- _DIRECTIVE_
From the entries below, extract every line that includes the word "price".

Records
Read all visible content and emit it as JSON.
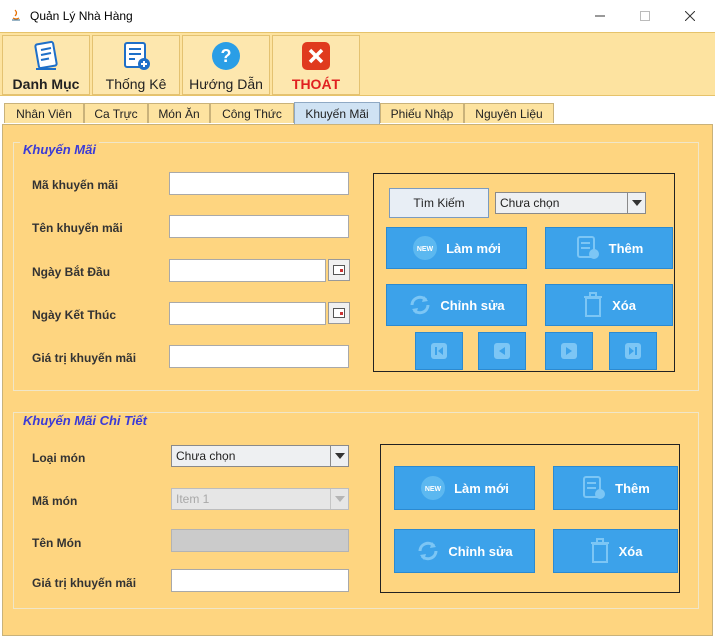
{
  "window": {
    "title": "Quản Lý Nhà Hàng"
  },
  "toolbar": {
    "buttons": [
      {
        "label": "Danh Mục",
        "icon": "list-document-icon"
      },
      {
        "label": "Thống Kê",
        "icon": "stats-list-icon"
      },
      {
        "label": "Hướng Dẫn",
        "icon": "help-icon"
      },
      {
        "label": "THOÁT",
        "icon": "exit-icon"
      }
    ]
  },
  "tabs": [
    "Nhân Viên",
    "Ca Trực",
    "Món Ăn",
    "Công Thức",
    "Khuyến Mãi",
    "Phiếu Nhập",
    "Nguyên Liệu"
  ],
  "active_tab": "Khuyến Mãi",
  "promo": {
    "title": "Khuyến Mãi",
    "labels": {
      "code": "Mã khuyến mãi",
      "name": "Tên khuyến mãi",
      "start": "Ngày Bắt Đầu",
      "end": "Ngày Kết Thúc",
      "value": "Giá trị khuyến mãi"
    },
    "values": {
      "code": "",
      "name": "",
      "start": "",
      "end": "",
      "value": ""
    },
    "search_label": "Tìm Kiếm",
    "search_option": "Chưa chọn",
    "buttons": {
      "refresh": "Làm mới",
      "add": "Thêm",
      "edit": "Chỉnh sửa",
      "delete": "Xóa"
    }
  },
  "detail": {
    "title": "Khuyến Mãi Chi Tiết",
    "labels": {
      "type": "Loại món",
      "code": "Mã món",
      "name": "Tên Món",
      "value": "Giá trị khuyến mãi"
    },
    "type_value": "Chưa chọn",
    "code_value": "Item 1",
    "name_value": "",
    "value_value": "",
    "buttons": {
      "refresh": "Làm mới",
      "add": "Thêm",
      "edit": "Chỉnh sửa",
      "delete": "Xóa"
    }
  },
  "colors": {
    "panel_bg": "#fed580",
    "button_blue": "#3ca2ea",
    "title_blue": "#3b3bd6",
    "exit_red": "#e02020"
  }
}
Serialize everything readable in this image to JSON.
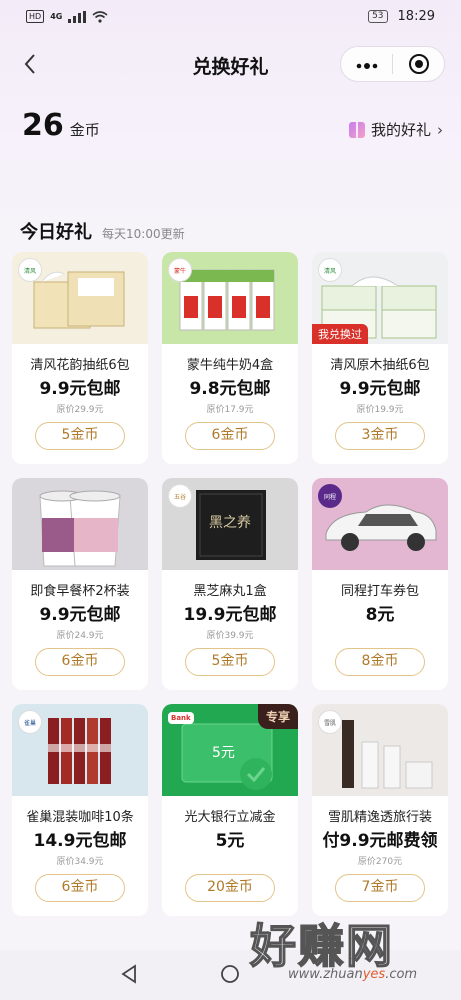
{
  "status": {
    "network": "HD",
    "signal": "4G",
    "battery": "53",
    "time": "18:29"
  },
  "nav": {
    "back_icon": "chevron-left-icon",
    "title": "兑换好礼",
    "more_icon": "more-dots-icon",
    "close_icon": "target-icon"
  },
  "header": {
    "coins_value": "26",
    "coins_unit": "金币",
    "my_gifts_label": "我的好礼"
  },
  "section": {
    "title": "今日好礼",
    "subtitle": "每天10:00更新"
  },
  "products": [
    {
      "name": "清风花韵抽纸6包",
      "price": "9.9元包邮",
      "original": "原价29.9元",
      "cost": "5金币"
    },
    {
      "name": "蒙牛纯牛奶4盒",
      "price": "9.8元包邮",
      "original": "原价17.9元",
      "cost": "6金币"
    },
    {
      "name": "清风原木抽纸6包",
      "price": "9.9元包邮",
      "original": "原价19.9元",
      "cost": "3金币",
      "tag": "我兑换过"
    },
    {
      "name": "即食早餐杯2杯装",
      "price": "9.9元包邮",
      "original": "原价24.9元",
      "cost": "6金币"
    },
    {
      "name": "黑芝麻丸1盒",
      "price": "19.9元包邮",
      "original": "原价39.9元",
      "cost": "5金币",
      "img_text": "黑之养"
    },
    {
      "name": "同程打车券包",
      "price": "8元",
      "original": "",
      "cost": "8金币"
    },
    {
      "name": "雀巢混装咖啡10条",
      "price": "14.9元包邮",
      "original": "原价34.9元",
      "cost": "6金币"
    },
    {
      "name": "光大银行立减金",
      "price": "5元",
      "original": "",
      "cost": "20金币",
      "tag": "专享",
      "img_text": "5元",
      "brand": "Bank"
    },
    {
      "name": "雪肌精逸透旅行装",
      "price": "付9.9元邮费领",
      "original": "原价270元",
      "cost": "7金币"
    }
  ],
  "colors": {
    "accent": "#b07a2a",
    "button_border": "#e3c48a",
    "tag_red": "#d9312a",
    "tag_dark": "#3b1f1c",
    "page_bg": "#f6f4f9"
  },
  "watermark": {
    "text": "好赚网",
    "url_prefix": "www.zhuan",
    "url_accent": "yes",
    "url_suffix": ".com"
  }
}
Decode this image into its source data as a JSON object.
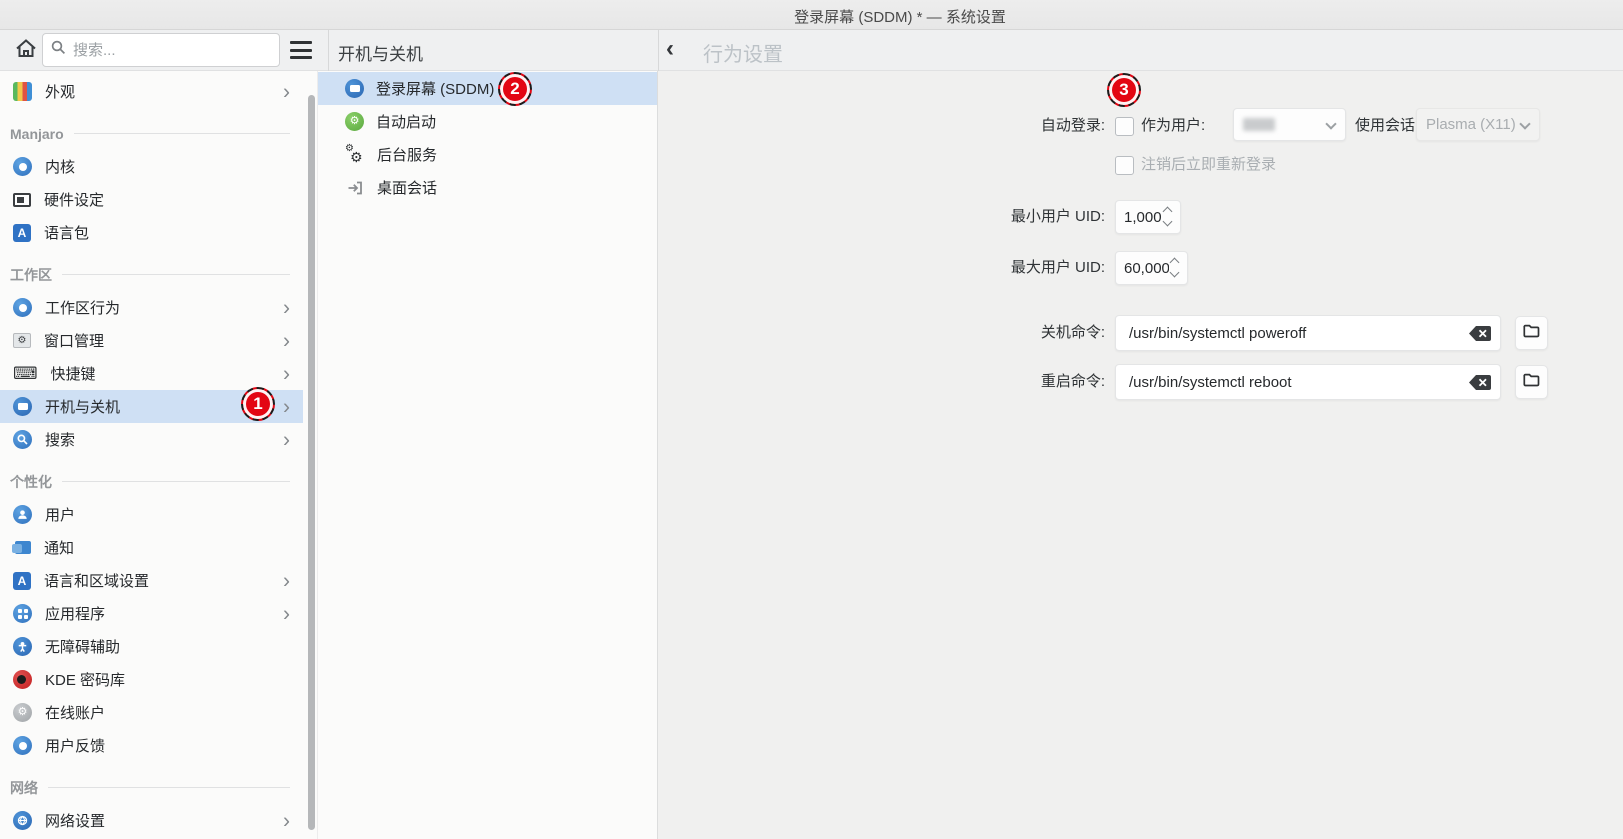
{
  "titlebar": {
    "title": "登录屏幕 (SDDM) * — 系统设置"
  },
  "toolbar": {
    "search_placeholder": "搜索..."
  },
  "sidebar": {
    "rows": [
      {
        "type": "item",
        "label": "外观",
        "chevron": true
      },
      {
        "type": "section",
        "label": "Manjaro"
      },
      {
        "type": "item",
        "label": "内核"
      },
      {
        "type": "item",
        "label": "硬件设定"
      },
      {
        "type": "item",
        "label": "语言包"
      },
      {
        "type": "section",
        "label": "工作区"
      },
      {
        "type": "item",
        "label": "工作区行为",
        "chevron": true
      },
      {
        "type": "item",
        "label": "窗口管理",
        "chevron": true
      },
      {
        "type": "item",
        "label": "快捷键",
        "chevron": true
      },
      {
        "type": "item",
        "label": "开机与关机",
        "chevron": true,
        "selected": true
      },
      {
        "type": "item",
        "label": "搜索",
        "chevron": true
      },
      {
        "type": "section",
        "label": "个性化"
      },
      {
        "type": "item",
        "label": "用户"
      },
      {
        "type": "item",
        "label": "通知"
      },
      {
        "type": "item",
        "label": "语言和区域设置",
        "chevron": true
      },
      {
        "type": "item",
        "label": "应用程序",
        "chevron": true
      },
      {
        "type": "item",
        "label": "无障碍辅助"
      },
      {
        "type": "item",
        "label": "KDE 密码库"
      },
      {
        "type": "item",
        "label": "在线账户"
      },
      {
        "type": "item",
        "label": "用户反馈"
      },
      {
        "type": "section",
        "label": "网络"
      },
      {
        "type": "item",
        "label": "网络设置",
        "chevron": true
      }
    ]
  },
  "middle": {
    "header": "开机与关机",
    "items": [
      {
        "label": "登录屏幕 (SDDM)",
        "selected": true
      },
      {
        "label": "自动启动"
      },
      {
        "label": "后台服务"
      },
      {
        "label": "桌面会话"
      }
    ]
  },
  "panel": {
    "header": "行为设置",
    "autologin_label": "自动登录:",
    "as_user_label": "作为用户:",
    "session_label": "使用会话",
    "session_value": "Plasma (X11)",
    "relogin_label": "注销后立即重新登录",
    "min_uid_label": "最小用户 UID:",
    "min_uid_value": "1,000",
    "max_uid_label": "最大用户 UID:",
    "max_uid_value": "60,000",
    "halt_label": "关机命令:",
    "halt_value": "/usr/bin/systemctl poweroff",
    "reboot_label": "重启命令:",
    "reboot_value": "/usr/bin/systemctl reboot"
  },
  "badges": {
    "step1": "1",
    "step2": "2",
    "step3": "3"
  },
  "icons": {
    "home": "house",
    "search": "magnifier",
    "menu": "hamburger",
    "back": "chevron-left",
    "row_expand": "chevron-right",
    "combo": "chevron-down",
    "clear": "backspace",
    "browse": "folder"
  },
  "colors": {
    "selection": "#cfe0f4",
    "badge_red": "#e30613",
    "panel_bg": "#f0f0ef",
    "column_bg": "#fbfbfa",
    "accent_blue": "#2e6fbc"
  }
}
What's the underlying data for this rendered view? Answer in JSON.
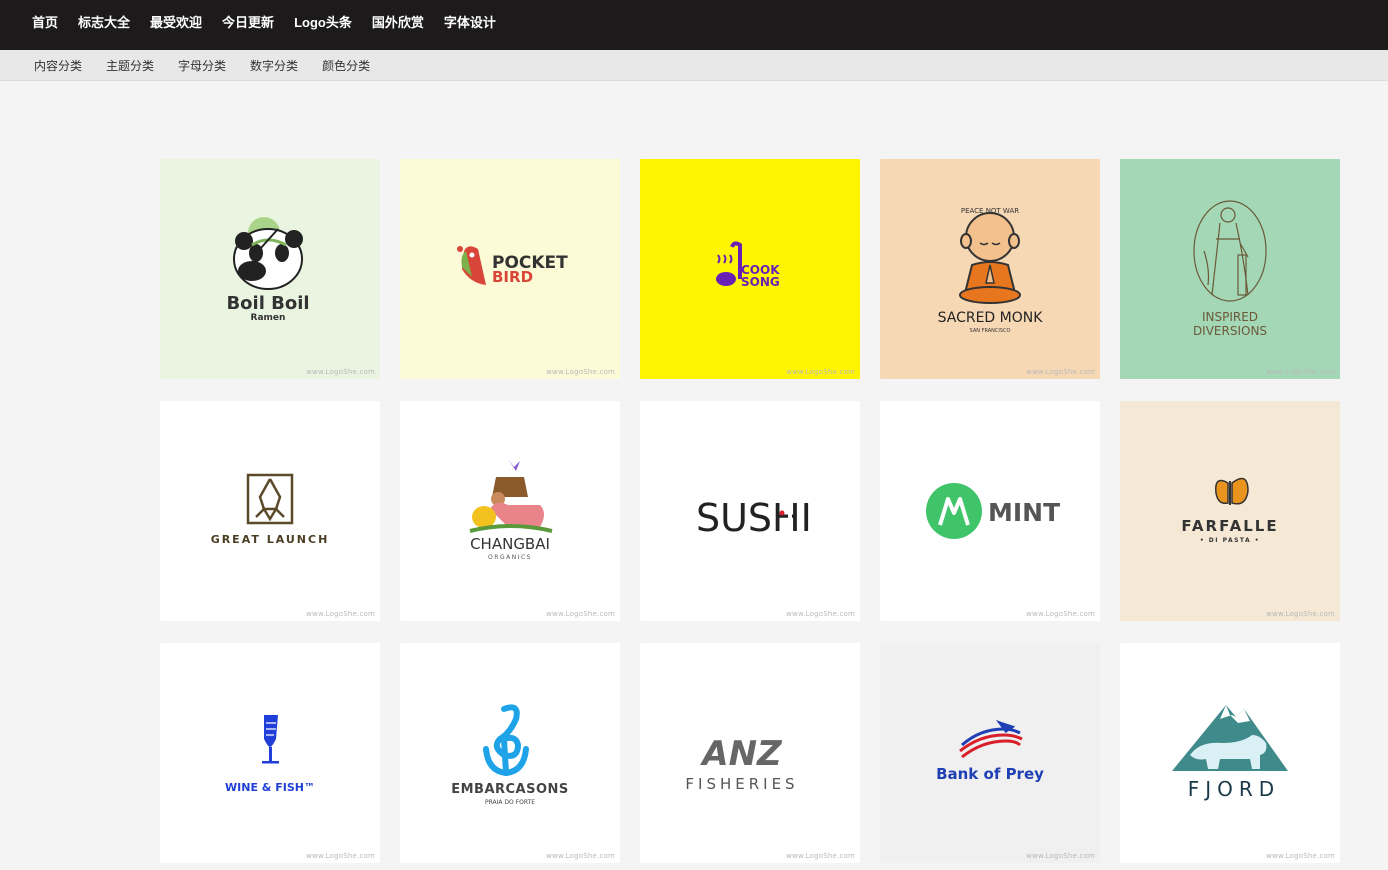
{
  "top_nav": [
    "首页",
    "标志大全",
    "最受欢迎",
    "今日更新",
    "Logo头条",
    "国外欣赏",
    "字体设计"
  ],
  "sub_nav": [
    "内容分类",
    "主题分类",
    "字母分类",
    "数字分类",
    "颜色分类"
  ],
  "watermark": "www.LogoShe.com",
  "colors": {
    "topbar": "#1c1a1a",
    "subbar": "#e8e8e8",
    "page": "#f4f4f4"
  },
  "logos": [
    {
      "bg": "#eaf5e1",
      "name": "Boil Boil",
      "sub": "Ramen",
      "icon": "panda-icon"
    },
    {
      "bg": "#fdfad7",
      "name": "POCKET",
      "name2": "BIRD",
      "icon": "bird-icon"
    },
    {
      "bg": "#fff500",
      "name": "COOK",
      "name2": "SONG",
      "icon": "music-note-icon"
    },
    {
      "bg": "#f7d8b5",
      "name": "SACRED MONK",
      "sub": "SAN FRANCISCO",
      "top": "PEACE NOT WAR",
      "icon": "monk-icon"
    },
    {
      "bg": "#a3d7b5",
      "name": "INSPIRED",
      "name2": "DIVERSIONS",
      "icon": "goddess-icon"
    },
    {
      "bg": "#ffffff",
      "name": "GREAT LAUNCH",
      "icon": "rocket-icon"
    },
    {
      "bg": "#ffffff",
      "name": "CHANGBAI",
      "sub": "ORGANICS",
      "icon": "animals-pyramid-icon"
    },
    {
      "bg": "#ffffff",
      "name": "SUSHI",
      "icon": "chopsticks-icon"
    },
    {
      "bg": "#ffffff",
      "name": "MINT",
      "icon": "mint-leaf-icon"
    },
    {
      "bg": "#f5e9d5",
      "name": "FARFALLE",
      "sub": "• DI PASTA •",
      "icon": "butterfly-icon"
    },
    {
      "bg": "#ffffff",
      "name": "WINE & FISH™",
      "icon": "wine-fish-icon"
    },
    {
      "bg": "#ffffff",
      "name": "EMBARCASONS",
      "sub": "PRAIA DO FORTE",
      "icon": "anchor-clef-icon"
    },
    {
      "bg": "#ffffff",
      "name": "FISHERIES",
      "mark": "ANZ",
      "icon": "anz-monogram-icon"
    },
    {
      "bg": "#f0f0f0",
      "name": "Bank of Prey",
      "icon": "eagle-flag-icon"
    },
    {
      "bg": "#ffffff",
      "name": "FJORD",
      "icon": "bear-mountain-icon"
    }
  ]
}
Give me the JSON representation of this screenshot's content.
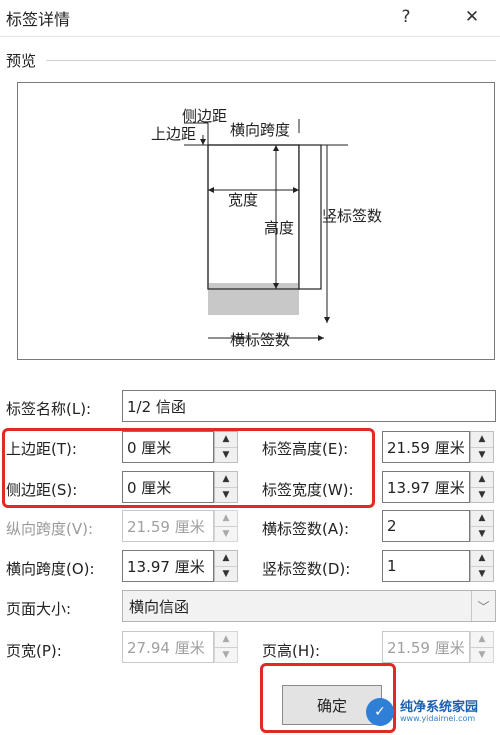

- _FINISHED EXERCISE_
      "price": "9.9元包邮",
      "price": "9.8元包邮",
      "price": "9.9元包邮",
      "price": "9.9元包邮",
      "price": "19.9元包邮",
      "price": "8元",
      "price": "14.9元包邮",
      "price": "5元",
      "price": "付9.9元邮费领",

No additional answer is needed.